■ Stated goal ■
Entries follow. Set all of them down as they stand.

********

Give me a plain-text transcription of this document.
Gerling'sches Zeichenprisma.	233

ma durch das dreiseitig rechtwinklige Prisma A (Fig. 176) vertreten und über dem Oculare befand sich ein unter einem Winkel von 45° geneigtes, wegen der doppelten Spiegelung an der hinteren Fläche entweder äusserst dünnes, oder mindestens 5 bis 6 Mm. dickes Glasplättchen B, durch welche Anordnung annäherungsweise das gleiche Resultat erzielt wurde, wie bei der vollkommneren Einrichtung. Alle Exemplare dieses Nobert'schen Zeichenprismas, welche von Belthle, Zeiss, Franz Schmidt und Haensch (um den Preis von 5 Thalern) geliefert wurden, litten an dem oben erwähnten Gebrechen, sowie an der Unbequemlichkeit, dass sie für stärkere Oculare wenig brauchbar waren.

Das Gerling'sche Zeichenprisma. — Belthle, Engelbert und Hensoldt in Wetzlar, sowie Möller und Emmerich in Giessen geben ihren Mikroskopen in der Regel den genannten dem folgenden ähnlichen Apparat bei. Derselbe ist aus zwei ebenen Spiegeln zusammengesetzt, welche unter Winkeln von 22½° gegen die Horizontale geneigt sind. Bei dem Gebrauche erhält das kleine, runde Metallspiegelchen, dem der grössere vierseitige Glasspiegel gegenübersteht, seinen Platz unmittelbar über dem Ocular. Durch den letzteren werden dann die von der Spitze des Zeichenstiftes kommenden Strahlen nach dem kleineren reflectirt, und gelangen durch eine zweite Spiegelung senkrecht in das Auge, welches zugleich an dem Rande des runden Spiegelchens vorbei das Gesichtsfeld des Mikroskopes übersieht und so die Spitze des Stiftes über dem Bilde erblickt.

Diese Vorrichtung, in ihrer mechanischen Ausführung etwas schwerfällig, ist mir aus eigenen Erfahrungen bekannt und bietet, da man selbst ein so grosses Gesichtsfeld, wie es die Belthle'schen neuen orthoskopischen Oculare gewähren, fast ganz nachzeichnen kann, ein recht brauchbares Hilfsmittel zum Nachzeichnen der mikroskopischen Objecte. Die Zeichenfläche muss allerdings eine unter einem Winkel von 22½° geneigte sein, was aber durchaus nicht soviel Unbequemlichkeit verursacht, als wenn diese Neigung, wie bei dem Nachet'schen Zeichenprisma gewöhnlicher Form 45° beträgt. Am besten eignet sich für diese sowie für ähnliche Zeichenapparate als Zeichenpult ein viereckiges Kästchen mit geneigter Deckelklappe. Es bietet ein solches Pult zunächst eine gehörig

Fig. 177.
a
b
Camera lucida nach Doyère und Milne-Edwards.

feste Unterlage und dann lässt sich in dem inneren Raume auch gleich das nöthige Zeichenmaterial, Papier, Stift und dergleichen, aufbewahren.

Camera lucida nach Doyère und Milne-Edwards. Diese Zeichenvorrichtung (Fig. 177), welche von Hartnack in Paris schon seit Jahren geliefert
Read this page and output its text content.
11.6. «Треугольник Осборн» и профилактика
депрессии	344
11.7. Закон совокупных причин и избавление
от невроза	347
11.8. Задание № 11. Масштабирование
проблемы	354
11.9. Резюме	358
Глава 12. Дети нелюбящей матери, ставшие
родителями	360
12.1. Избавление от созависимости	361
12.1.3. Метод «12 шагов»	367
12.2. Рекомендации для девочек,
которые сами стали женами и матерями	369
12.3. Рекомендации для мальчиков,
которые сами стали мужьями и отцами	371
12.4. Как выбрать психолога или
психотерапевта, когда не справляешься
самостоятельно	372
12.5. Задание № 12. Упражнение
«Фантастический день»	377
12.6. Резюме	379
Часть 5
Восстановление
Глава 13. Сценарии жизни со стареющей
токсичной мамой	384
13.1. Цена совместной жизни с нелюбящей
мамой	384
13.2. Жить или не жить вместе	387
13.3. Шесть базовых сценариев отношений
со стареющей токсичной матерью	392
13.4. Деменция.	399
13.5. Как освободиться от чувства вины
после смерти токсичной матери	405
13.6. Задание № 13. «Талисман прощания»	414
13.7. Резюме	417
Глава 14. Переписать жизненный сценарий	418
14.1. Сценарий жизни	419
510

********

■ Problem solution ■
Give me a plain-text transcription of this document.
Gerling'sches Zeichenprisma.	233

ma durch das dreiseitig rechtwinklige Prisma A (Fig. 176) vertreten und über dem Oculare befand sich ein unter einem Winkel von 45° geneigtes, wegen der doppelten Spiegelung an der hinteren Fläche entweder äusserst dünnes, oder mindestens 5 bis 6 Mm. dickes Glasplättchen B, durch welche Anordnung annäherungsweise das gleiche Resultat erzielt wurde, wie bei der vollkommneren Einrichtung. Alle Exemplare dieses Nobert'schen Zeichenprismas, welche von Belthle, Zeiss, Franz Schmidt und Haensch (um den Preis von 5 Thalern) geliefert wurden, litten an dem oben erwähnten Gebrechen, sowie an der Unbequemlichkeit, dass sie für stärkere Oculare wenig brauchbar waren.

Das Gerling'sche Zeichenprisma. — Belthle, Engelbert und Hensoldt in Wetzlar, sowie Möller und Emmerich in Giessen geben ihren Mikroskopen in der Regel den genannten dem folgenden ähnlichen Apparat bei. Derselbe ist aus zwei ebenen Spiegeln zusammengesetzt, welche unter Winkeln von 22½° gegen die Horizontale geneigt sind. Bei dem Gebrauche erhält das kleine, runde Metallspiegelchen, dem der grössere vierseitige Glasspiegel gegenübersteht, seinen Platz unmittelbar über dem Ocular. Durch den letzteren werden dann die von der Spitze des Zeichenstiftes kommenden Strahlen nach dem kleineren reflectirt, und gelangen durch eine zweite Spiegelung senkrecht in das Auge, welches zugleich an dem Rande des runden Spiegelchens vorbei das Gesichtsfeld des Mikroskopes übersieht und so die Spitze des Stiftes über dem Bilde erblickt.

Diese Vorrichtung, in ihrer mechanischen Ausführung etwas schwerfällig, ist mir aus eigenen Erfahrungen bekannt und bietet, da man selbst ein so grosses Gesichtsfeld, wie es die Belthle'schen neuen orthoskopischen Oculare gewähren, fast ganz nachzeichnen kann, ein recht brauchbares Hilfsmittel zum Nachzeichnen der mikroskopischen Objecte. Die Zeichenfläche muss allerdings eine unter einem Winkel von 22½° geneigte sein, was aber durchaus nicht soviel Unbequemlichkeit verursacht, als wenn diese Neigung, wie bei dem Nachet'schen Zeichenprisma gewöhnlicher Form 45° beträgt. Am besten eignet sich für diese sowie für ähnliche Zeichenapparate als Zeichenpult ein viereckiges Kästchen mit geneigter Deckelklappe. Es bietet ein solches Pult zunächst eine gehörig

Fig. 177.
a
b
Camera lucida nach Doyère und Milne-Edwards.

feste Unterlage und dann lässt sich in dem inneren Raume auch gleich das nöthige Zeichenmaterial, Papier, Stift und dergleichen, aufbewahren.

Camera lucida nach Doyère und Milne-Edwards. Diese Zeichenvorrichtung (Fig. 177), welche von Hartnack in Paris schon seit Jahren geliefert
Read this page and output its text content.
11.6. «Треугольник Осборн» и профилактика
депрессии	344
11.7. Закон совокупных причин и избавление
от невроза	347
11.8. Задание № 11. Масштабирование
проблемы	354
11.9. Резюме	358
Глава 12. Дети нелюбящей матери, ставшие
родителями	360
12.1. Избавление от созависимости	361
12.1.3. Метод «12 шагов»	367
12.2. Рекомендации для девочек,
которые сами стали женами и матерями	369
12.3. Рекомендации для мальчиков,
которые сами стали мужьями и отцами	371
12.4. Как выбрать психолога или
психотерапевта, когда не справляешься
самостоятельно	372
12.5. Задание № 12. Упражнение
«Фантастический день»	377
12.6. Резюме	379
Часть 5
Восстановление
Глава 13. Сценарии жизни со стареющей
токсичной мамой	384
13.1. Цена совместной жизни с нелюбящей
мамой	384
13.2. Жить или не жить вместе	387
13.3. Шесть базовых сценариев отношений
со стареющей токсичной матерью	392
13.4. Деменция.	399
13.5. Как освободиться от чувства вины
после смерти токсичной матери	405
13.6. Задание № 13. «Талисман прощания»	414
13.7. Резюме	417
Глава 14. Переписать жизненный сценарий	418
14.1. Сценарий жизни	419
510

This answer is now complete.